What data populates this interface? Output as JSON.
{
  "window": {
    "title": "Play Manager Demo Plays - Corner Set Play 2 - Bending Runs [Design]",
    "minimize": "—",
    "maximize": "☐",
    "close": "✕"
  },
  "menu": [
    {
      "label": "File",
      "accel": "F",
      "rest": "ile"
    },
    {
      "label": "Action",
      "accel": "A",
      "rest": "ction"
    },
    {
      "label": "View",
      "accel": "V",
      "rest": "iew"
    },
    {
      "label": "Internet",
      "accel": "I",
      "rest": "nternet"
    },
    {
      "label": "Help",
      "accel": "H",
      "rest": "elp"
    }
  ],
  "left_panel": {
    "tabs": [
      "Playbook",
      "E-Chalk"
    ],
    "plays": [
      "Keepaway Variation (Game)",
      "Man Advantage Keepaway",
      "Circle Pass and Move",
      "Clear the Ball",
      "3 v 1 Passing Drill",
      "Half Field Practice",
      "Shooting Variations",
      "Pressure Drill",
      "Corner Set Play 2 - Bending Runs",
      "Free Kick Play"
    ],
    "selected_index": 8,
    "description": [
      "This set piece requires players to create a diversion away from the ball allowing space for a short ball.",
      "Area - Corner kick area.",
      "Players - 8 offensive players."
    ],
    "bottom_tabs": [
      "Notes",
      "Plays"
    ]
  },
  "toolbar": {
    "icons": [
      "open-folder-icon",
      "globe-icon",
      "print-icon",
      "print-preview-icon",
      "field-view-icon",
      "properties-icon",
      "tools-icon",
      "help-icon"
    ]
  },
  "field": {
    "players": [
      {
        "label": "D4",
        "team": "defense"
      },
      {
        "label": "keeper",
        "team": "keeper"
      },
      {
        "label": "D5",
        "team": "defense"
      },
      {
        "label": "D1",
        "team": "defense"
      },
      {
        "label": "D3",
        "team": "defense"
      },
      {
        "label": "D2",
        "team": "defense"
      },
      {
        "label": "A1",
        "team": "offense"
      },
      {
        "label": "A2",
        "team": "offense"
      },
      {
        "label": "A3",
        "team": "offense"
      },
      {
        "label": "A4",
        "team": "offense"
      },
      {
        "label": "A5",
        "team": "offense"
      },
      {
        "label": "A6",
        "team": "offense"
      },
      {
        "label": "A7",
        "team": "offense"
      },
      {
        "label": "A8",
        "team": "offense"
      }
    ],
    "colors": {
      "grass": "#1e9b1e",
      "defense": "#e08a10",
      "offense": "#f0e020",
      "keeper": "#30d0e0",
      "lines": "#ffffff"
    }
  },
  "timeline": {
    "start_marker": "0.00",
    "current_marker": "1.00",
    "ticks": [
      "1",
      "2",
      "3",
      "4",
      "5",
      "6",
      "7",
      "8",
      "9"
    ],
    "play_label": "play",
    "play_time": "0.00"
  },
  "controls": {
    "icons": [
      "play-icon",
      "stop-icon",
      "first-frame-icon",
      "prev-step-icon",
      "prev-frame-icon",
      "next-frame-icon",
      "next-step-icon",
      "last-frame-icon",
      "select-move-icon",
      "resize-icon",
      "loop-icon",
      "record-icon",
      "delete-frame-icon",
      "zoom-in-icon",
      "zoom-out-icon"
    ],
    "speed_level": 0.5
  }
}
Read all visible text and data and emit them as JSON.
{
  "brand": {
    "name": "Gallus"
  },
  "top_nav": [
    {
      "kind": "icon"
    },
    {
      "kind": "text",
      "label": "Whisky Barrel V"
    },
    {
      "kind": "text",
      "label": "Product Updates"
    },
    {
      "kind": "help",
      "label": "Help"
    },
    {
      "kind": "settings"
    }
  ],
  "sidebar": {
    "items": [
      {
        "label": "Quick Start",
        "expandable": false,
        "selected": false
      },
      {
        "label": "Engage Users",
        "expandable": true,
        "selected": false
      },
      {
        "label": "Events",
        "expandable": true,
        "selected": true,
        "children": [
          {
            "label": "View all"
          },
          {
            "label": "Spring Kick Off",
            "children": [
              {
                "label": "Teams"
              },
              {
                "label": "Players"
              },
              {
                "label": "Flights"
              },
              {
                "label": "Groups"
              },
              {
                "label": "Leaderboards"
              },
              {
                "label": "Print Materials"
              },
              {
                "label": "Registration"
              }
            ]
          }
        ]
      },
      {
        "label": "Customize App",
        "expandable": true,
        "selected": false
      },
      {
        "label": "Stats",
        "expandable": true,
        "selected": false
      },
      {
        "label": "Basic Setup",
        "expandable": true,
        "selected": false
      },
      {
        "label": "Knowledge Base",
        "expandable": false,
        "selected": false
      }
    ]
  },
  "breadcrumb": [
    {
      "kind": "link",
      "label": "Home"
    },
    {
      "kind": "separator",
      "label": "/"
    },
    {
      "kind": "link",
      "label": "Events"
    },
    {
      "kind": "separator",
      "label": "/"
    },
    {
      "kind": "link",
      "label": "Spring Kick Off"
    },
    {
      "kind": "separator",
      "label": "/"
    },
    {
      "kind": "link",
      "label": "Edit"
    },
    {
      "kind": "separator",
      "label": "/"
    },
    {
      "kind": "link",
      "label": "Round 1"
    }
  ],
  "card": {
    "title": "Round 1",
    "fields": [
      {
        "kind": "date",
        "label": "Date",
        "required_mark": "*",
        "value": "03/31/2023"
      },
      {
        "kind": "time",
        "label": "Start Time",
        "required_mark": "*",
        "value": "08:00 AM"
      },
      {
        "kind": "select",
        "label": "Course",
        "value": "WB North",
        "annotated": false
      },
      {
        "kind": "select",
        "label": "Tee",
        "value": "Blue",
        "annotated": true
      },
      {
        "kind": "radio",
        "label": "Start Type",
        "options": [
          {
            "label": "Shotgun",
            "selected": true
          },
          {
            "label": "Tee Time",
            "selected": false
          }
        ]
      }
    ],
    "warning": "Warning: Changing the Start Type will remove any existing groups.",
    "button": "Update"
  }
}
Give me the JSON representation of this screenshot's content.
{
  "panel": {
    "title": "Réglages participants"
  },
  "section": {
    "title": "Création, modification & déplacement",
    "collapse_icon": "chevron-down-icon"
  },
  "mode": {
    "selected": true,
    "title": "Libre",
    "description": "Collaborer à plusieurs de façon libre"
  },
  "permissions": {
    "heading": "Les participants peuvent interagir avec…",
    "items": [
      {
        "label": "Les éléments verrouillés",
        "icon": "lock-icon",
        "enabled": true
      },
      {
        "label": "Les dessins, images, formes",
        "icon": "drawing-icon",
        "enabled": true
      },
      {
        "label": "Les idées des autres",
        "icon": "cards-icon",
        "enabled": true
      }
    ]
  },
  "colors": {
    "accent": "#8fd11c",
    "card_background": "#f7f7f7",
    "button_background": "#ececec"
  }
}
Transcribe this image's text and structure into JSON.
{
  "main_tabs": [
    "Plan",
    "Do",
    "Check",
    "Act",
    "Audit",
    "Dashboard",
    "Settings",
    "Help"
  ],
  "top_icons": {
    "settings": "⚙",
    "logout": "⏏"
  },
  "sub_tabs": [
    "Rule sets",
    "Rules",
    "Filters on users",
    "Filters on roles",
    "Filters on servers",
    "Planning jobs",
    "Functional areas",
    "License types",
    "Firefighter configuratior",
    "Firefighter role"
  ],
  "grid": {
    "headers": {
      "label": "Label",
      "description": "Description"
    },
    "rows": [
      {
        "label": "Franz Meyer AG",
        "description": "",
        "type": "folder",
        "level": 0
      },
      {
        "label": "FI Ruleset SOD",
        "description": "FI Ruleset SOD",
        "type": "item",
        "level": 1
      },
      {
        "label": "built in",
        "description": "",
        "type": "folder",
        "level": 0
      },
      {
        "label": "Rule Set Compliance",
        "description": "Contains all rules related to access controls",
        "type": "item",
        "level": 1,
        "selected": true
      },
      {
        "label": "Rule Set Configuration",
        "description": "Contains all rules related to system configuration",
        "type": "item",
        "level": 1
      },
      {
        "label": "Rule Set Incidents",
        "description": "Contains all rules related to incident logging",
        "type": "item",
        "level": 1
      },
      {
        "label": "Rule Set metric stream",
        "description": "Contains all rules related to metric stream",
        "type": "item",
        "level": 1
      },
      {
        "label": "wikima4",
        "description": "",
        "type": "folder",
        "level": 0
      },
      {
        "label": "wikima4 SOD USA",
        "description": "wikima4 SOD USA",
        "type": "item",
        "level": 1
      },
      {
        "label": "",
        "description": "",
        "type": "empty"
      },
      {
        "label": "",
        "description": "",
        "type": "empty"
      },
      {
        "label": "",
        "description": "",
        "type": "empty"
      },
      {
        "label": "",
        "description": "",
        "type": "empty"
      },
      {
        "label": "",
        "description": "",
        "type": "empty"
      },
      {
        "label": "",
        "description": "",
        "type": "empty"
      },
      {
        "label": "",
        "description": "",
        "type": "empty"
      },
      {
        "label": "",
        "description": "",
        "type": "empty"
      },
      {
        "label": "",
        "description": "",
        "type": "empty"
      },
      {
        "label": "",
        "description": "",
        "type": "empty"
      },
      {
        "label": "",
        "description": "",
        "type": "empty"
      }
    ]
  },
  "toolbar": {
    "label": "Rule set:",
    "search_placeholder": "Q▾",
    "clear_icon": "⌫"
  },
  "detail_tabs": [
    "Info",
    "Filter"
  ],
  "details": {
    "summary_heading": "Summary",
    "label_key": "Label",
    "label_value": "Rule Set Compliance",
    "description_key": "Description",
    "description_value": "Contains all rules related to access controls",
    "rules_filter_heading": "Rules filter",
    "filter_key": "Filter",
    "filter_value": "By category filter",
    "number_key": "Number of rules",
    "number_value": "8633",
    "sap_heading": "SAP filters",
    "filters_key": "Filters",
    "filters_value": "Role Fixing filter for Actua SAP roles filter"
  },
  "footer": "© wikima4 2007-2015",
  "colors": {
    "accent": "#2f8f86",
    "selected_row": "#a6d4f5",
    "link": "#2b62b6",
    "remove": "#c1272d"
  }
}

→ TASK OBJECTIVE
List each line of the entries that holds the string "roles".

→ EXERCISE ANSWER
    "Filters on roles",
    "filters_value": "Role Fixing filter for Actua SAP roles filter"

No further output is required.